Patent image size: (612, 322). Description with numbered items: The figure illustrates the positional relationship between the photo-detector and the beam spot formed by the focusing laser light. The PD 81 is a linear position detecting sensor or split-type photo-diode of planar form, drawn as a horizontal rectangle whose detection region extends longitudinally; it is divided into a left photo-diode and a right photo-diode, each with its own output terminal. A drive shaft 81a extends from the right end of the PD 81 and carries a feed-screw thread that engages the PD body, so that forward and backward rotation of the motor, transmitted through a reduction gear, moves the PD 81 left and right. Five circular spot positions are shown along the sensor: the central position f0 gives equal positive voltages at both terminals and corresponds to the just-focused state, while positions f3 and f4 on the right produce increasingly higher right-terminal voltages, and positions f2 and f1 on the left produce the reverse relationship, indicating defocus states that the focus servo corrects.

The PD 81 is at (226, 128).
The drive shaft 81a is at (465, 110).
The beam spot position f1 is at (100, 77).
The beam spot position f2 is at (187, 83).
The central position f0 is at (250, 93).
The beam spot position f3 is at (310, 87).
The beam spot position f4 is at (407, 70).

Exercise description: Render the data above as a JSON array of strings with one string per line, and omit the blank lines.

Right answer:
[
  "Patent image size: (612, 322). Description with numbered items: The figure illustrates the positional relationship between the photo-detector and the beam spot formed by the focusing laser light. The PD 81 is a linear position detecting sensor or split-type photo-diode of planar form, drawn as a horizontal rectangle whose detection region extends longitudinally; it is divided into a left photo-diode and a right photo-diode, each with its own output terminal. A drive shaft 81a extends from the right end of the PD 81 and carries a feed-screw thread that engages the PD body, so that forward and backward rotation of the motor, transmitted through a reduction gear, moves the PD 81 left and right. Five circular spot positions are shown along the sensor: the central position f0 gives equal positive voltages at both terminals and corresponds to the just-focused state, while positions f3 and f4 on the right produce increasingly higher right-terminal voltages, and positions f2 and f1 on the left produce the reverse relationship, indicating defocus states that the focus servo corrects.",
  "The PD 81 is at (226, 128).",
  "The drive shaft 81a is at (465, 110).",
  "The beam spot position f1 is at (100, 77).",
  "The beam spot position f2 is at (187, 83).",
  "The central position f0 is at (250, 93).",
  "The beam spot position f3 is at (310, 87).",
  "The beam spot position f4 is at (407, 70)."
]